(Stored data)
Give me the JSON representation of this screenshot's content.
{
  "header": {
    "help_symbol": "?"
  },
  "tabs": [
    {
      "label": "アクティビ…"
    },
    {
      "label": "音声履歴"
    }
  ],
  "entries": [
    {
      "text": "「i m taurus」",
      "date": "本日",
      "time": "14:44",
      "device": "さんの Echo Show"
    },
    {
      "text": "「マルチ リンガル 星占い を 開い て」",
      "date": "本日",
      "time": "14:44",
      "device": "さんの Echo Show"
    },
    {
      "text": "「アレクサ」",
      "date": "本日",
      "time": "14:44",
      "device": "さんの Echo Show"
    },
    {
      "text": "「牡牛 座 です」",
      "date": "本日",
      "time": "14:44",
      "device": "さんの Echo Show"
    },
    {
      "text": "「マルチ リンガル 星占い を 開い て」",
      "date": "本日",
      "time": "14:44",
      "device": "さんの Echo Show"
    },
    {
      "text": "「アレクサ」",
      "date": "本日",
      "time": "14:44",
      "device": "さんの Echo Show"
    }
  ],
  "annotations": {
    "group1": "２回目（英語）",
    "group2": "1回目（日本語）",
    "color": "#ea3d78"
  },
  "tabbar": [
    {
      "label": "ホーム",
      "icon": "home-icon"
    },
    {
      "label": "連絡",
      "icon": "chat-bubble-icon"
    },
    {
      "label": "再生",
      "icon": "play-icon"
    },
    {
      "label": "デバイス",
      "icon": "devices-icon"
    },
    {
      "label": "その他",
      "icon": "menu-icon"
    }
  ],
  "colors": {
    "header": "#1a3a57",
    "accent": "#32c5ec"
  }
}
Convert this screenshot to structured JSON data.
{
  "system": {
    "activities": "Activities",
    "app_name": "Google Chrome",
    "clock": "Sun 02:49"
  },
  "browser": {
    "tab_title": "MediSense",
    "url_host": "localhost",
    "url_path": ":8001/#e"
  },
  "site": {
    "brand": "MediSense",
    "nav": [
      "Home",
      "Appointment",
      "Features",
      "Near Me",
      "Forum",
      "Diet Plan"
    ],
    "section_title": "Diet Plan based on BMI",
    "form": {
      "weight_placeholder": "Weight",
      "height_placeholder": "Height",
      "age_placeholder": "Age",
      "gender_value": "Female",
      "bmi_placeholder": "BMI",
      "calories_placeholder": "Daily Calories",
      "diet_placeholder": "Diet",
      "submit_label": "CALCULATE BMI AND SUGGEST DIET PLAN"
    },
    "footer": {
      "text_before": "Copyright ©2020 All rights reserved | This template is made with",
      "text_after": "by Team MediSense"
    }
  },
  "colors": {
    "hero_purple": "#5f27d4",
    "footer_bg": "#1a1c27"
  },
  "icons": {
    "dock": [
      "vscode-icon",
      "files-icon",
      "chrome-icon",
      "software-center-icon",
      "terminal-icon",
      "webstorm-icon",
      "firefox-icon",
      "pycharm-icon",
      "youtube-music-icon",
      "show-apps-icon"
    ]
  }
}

## WORK TO COMPLETE
Print every record above exactly as written.

## SOLUTION TO THIS EXERCISE
Give me the JSON representation of this screenshot's content.
{
  "header": {
    "help_symbol": "?"
  },
  "tabs": [
    {
      "label": "アクティビ…"
    },
    {
      "label": "音声履歴"
    }
  ],
  "entries": [
    {
      "text": "「i m taurus」",
      "date": "本日",
      "time": "14:44",
      "device": "さんの Echo Show"
    },
    {
      "text": "「マルチ リンガル 星占い を 開い て」",
      "date": "本日",
      "time": "14:44",
      "device": "さんの Echo Show"
    },
    {
      "text": "「アレクサ」",
      "date": "本日",
      "time": "14:44",
      "device": "さんの Echo Show"
    },
    {
      "text": "「牡牛 座 です」",
      "date": "本日",
      "time": "14:44",
      "device": "さんの Echo Show"
    },
    {
      "text": "「マルチ リンガル 星占い を 開い て」",
      "date": "本日",
      "time": "14:44",
      "device": "さんの Echo Show"
    },
    {
      "text": "「アレクサ」",
      "date": "本日",
      "time": "14:44",
      "device": "さんの Echo Show"
    }
  ],
  "annotations": {
    "group1": "２回目（英語）",
    "group2": "1回目（日本語）",
    "color": "#ea3d78"
  },
  "tabbar": [
    {
      "label": "ホーム",
      "icon": "home-icon"
    },
    {
      "label": "連絡",
      "icon": "chat-bubble-icon"
    },
    {
      "label": "再生",
      "icon": "play-icon"
    },
    {
      "label": "デバイス",
      "icon": "devices-icon"
    },
    {
      "label": "その他",
      "icon": "menu-icon"
    }
  ],
  "colors": {
    "header": "#1a3a57",
    "accent": "#32c5ec"
  }
}
Convert this screenshot to structured JSON data.
{
  "system": {
    "activities": "Activities",
    "app_name": "Google Chrome",
    "clock": "Sun 02:49"
  },
  "browser": {
    "tab_title": "MediSense",
    "url_host": "localhost",
    "url_path": ":8001/#e"
  },
  "site": {
    "brand": "MediSense",
    "nav": [
      "Home",
      "Appointment",
      "Features",
      "Near Me",
      "Forum",
      "Diet Plan"
    ],
    "section_title": "Diet Plan based on BMI",
    "form": {
      "weight_placeholder": "Weight",
      "height_placeholder": "Height",
      "age_placeholder": "Age",
      "gender_value": "Female",
      "bmi_placeholder": "BMI",
      "calories_placeholder": "Daily Calories",
      "diet_placeholder": "Diet",
      "submit_label": "CALCULATE BMI AND SUGGEST DIET PLAN"
    },
    "footer": {
      "text_before": "Copyright ©2020 All rights reserved | This template is made with",
      "text_after": "by Team MediSense"
    }
  },
  "colors": {
    "hero_purple": "#5f27d4",
    "footer_bg": "#1a1c27"
  },
  "icons": {
    "dock": [
      "vscode-icon",
      "files-icon",
      "chrome-icon",
      "software-center-icon",
      "terminal-icon",
      "webstorm-icon",
      "firefox-icon",
      "pycharm-icon",
      "youtube-music-icon",
      "show-apps-icon"
    ]
  }
}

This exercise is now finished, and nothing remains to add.